> **What is expected**
Without including any pictures, write out all the entries exactly.
[Start of Data for this exercise]
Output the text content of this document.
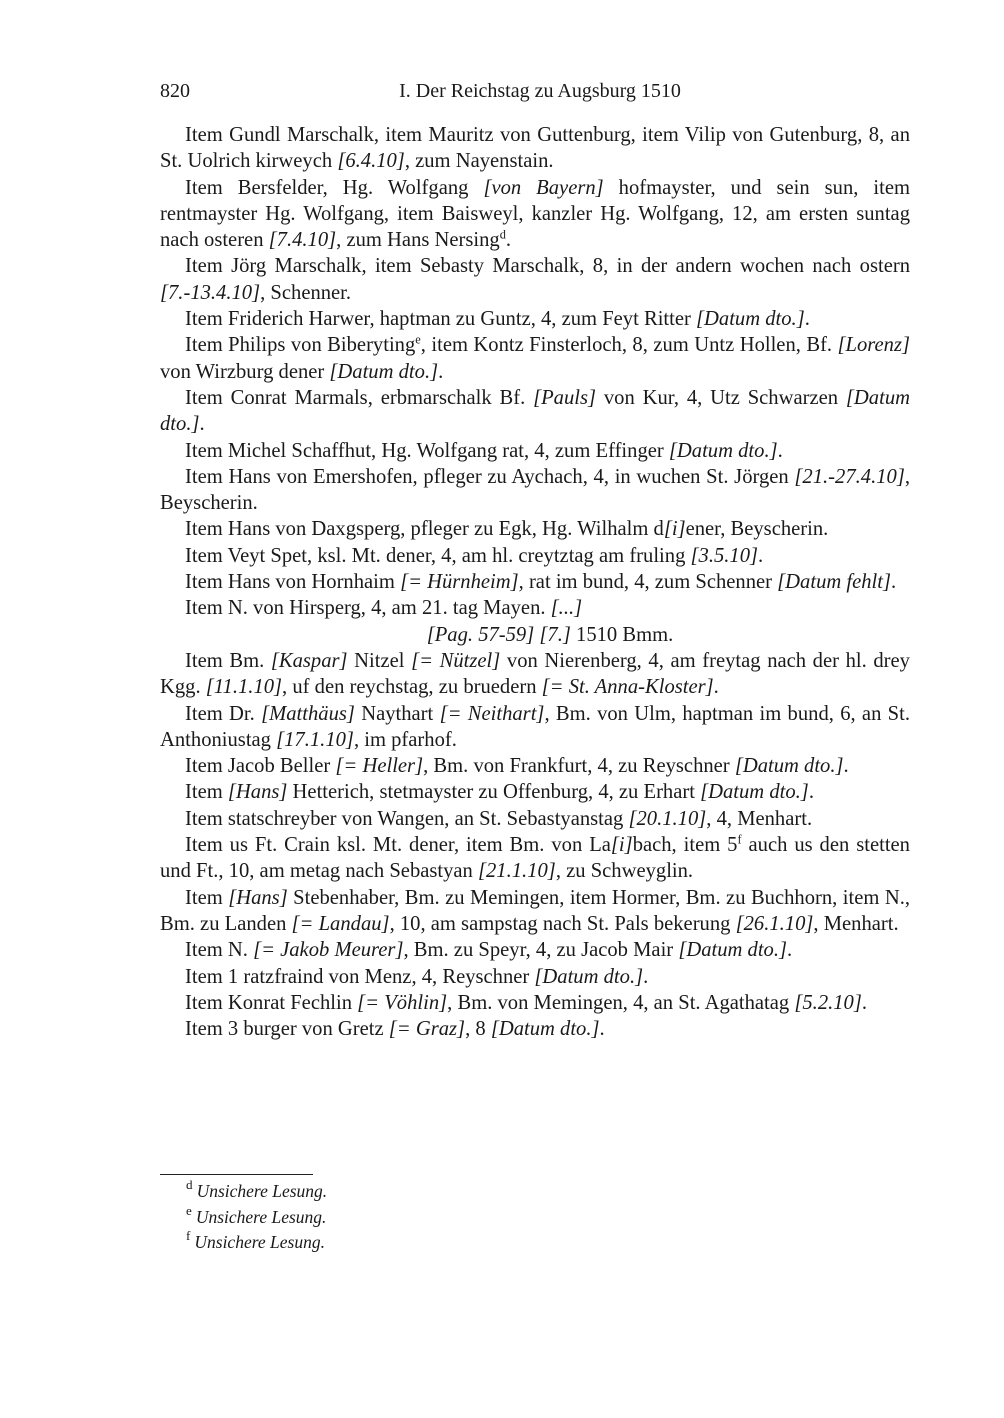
820	I. Der Reichstag zu Augsburg 1510

Item Gundl Marschalk, item Mauritz von Guttenburg, item Vilip von Gutenburg, 8, an St. Uolrich kirweych [6.4.10], zum Nayenstain.

Item Bersfelder, Hg. Wolfgang [von Bayern] hofmayster, und sein sun, item rentmayster Hg. Wolfgang, item Baisweyl, kanzler Hg. Wolfgang, 12, am ersten suntag nach osteren [7.4.10], zum Hans Nersing$^d$.

Item Jörg Marschalk, item Sebasty Marschalk, 8, in der andern wochen nach ostern [7.-13.4.10], Schenner.

Item Friderich Harwer, haptman zu Guntz, 4, zum Feyt Ritter [Datum dto.].

Item Philips von Biberyting$^e$, item Kontz Finsterloch, 8, zum Untz Hollen, Bf. [Lorenz] von Wirzburg dener [Datum dto.].

Item Conrat Marmals, erbmarschalk Bf. [Pauls] von Kur, 4, Utz Schwarzen [Datum dto.].

Item Michel Schaffhut, Hg. Wolfgang rat, 4, zum Effinger [Datum dto.].

Item Hans von Emershofen, pfleger zu Aychach, 4, in wuchen St. Jörgen [21.-27.4.10], Beyscherin.

Item Hans von Daxgsperg, pfleger zu Egk, Hg. Wilhalm d[i]ener, Beyscherin.

Item Veyt Spet, ksl. Mt. dener, 4, am hl. creytztag am fruling [3.5.10].

Item Hans von Hornhaim [= Hürnheim], rat im bund, 4, zum Schenner [Datum fehlt].

Item N. von Hirsperg, 4, am 21. tag Mayen. [...]

[Pag. 57-59] [7.] 1510 Bmm.

Item Bm. [Kaspar] Nitzel [= Nützel] von Nierenberg, 4, am freytag nach der hl. drey Kgg. [11.1.10], uf den reychstag, zu bruedern [= St. Anna-Kloster].

Item Dr. [Matthäus] Naythart [= Neithart], Bm. von Ulm, haptman im bund, 6, an St. Anthoniustag [17.1.10], im pfarhof.

Item Jacob Beller [= Heller], Bm. von Frankfurt, 4, zu Reyschner [Datum dto.].

Item [Hans] Hetterich, stetmayster zu Offenburg, 4, zu Erhart [Datum dto.].

Item statschreyber von Wangen, an St. Sebastyanstag [20.1.10], 4, Menhart.

Item us Ft. Crain ksl. Mt. dener, item Bm. von La[i]bach, item 5$^f$ auch us den stetten und Ft., 10, am metag nach Sebastyan [21.1.10], zu Schweyglin.

Item [Hans] Stebenhaber, Bm. zu Memingen, item Hormer, Bm. zu Buchhorn, item N., Bm. zu Landen [= Landau], 10, am sampstag nach St. Pals bekerung [26.1.10], Menhart.

Item N. [= Jakob Meurer], Bm. zu Speyr, 4, zu Jacob Mair [Datum dto.].

Item 1 ratzfraind von Menz, 4, Reyschner [Datum dto.].

Item Konrat Fechlin [= Vöhlin], Bm. von Memingen, 4, an St. Agathatag [5.2.10].

Item 3 burger von Gretz [= Graz], 8 [Datum dto.].

$^d$ Unsichere Lesung.
$^e$ Unsichere Lesung.
$^f$ Unsichere Lesung.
[End of Data for this exercise]
> **Problem solution**
Output the text content of this document.
820	I. Der Reichstag zu Augsburg 1510

Item Gundl Marschalk, item Mauritz von Guttenburg, item Vilip von Gutenburg, 8, an St. Uolrich kirweych [6.4.10], zum Nayenstain.

Item Bersfelder, Hg. Wolfgang [von Bayern] hofmayster, und sein sun, item rentmayster Hg. Wolfgang, item Baisweyl, kanzler Hg. Wolfgang, 12, am ersten suntag nach osteren [7.4.10], zum Hans Nersing$^d$.

Item Jörg Marschalk, item Sebasty Marschalk, 8, in der andern wochen nach ostern [7.-13.4.10], Schenner.

Item Friderich Harwer, haptman zu Guntz, 4, zum Feyt Ritter [Datum dto.].

Item Philips von Biberyting$^e$, item Kontz Finsterloch, 8, zum Untz Hollen, Bf. [Lorenz] von Wirzburg dener [Datum dto.].

Item Conrat Marmals, erbmarschalk Bf. [Pauls] von Kur, 4, Utz Schwarzen [Datum dto.].

Item Michel Schaffhut, Hg. Wolfgang rat, 4, zum Effinger [Datum dto.].

Item Hans von Emershofen, pfleger zu Aychach, 4, in wuchen St. Jörgen [21.-27.4.10], Beyscherin.

Item Hans von Daxgsperg, pfleger zu Egk, Hg. Wilhalm d[i]ener, Beyscherin.

Item Veyt Spet, ksl. Mt. dener, 4, am hl. creytztag am fruling [3.5.10].

Item Hans von Hornhaim [= Hürnheim], rat im bund, 4, zum Schenner [Datum fehlt].

Item N. von Hirsperg, 4, am 21. tag Mayen. [...]

[Pag. 57-59] [7.] 1510 Bmm.

Item Bm. [Kaspar] Nitzel [= Nützel] von Nierenberg, 4, am freytag nach der hl. drey Kgg. [11.1.10], uf den reychstag, zu bruedern [= St. Anna-Kloster].

Item Dr. [Matthäus] Naythart [= Neithart], Bm. von Ulm, haptman im bund, 6, an St. Anthoniustag [17.1.10], im pfarhof.

Item Jacob Beller [= Heller], Bm. von Frankfurt, 4, zu Reyschner [Datum dto.].

Item [Hans] Hetterich, stetmayster zu Offenburg, 4, zu Erhart [Datum dto.].

Item statschreyber von Wangen, an St. Sebastyanstag [20.1.10], 4, Menhart.

Item us Ft. Crain ksl. Mt. dener, item Bm. von La[i]bach, item 5$^f$ auch us den stetten und Ft., 10, am metag nach Sebastyan [21.1.10], zu Schweyglin.

Item [Hans] Stebenhaber, Bm. zu Memingen, item Hormer, Bm. zu Buchhorn, item N., Bm. zu Landen [= Landau], 10, am sampstag nach St. Pals bekerung [26.1.10], Menhart.

Item N. [= Jakob Meurer], Bm. zu Speyr, 4, zu Jacob Mair [Datum dto.].

Item 1 ratzfraind von Menz, 4, Reyschner [Datum dto.].

Item Konrat Fechlin [= Vöhlin], Bm. von Memingen, 4, an St. Agathatag [5.2.10].

Item 3 burger von Gretz [= Graz], 8 [Datum dto.].

$^d$ Unsichere Lesung.
$^e$ Unsichere Lesung.
$^f$ Unsichere Lesung.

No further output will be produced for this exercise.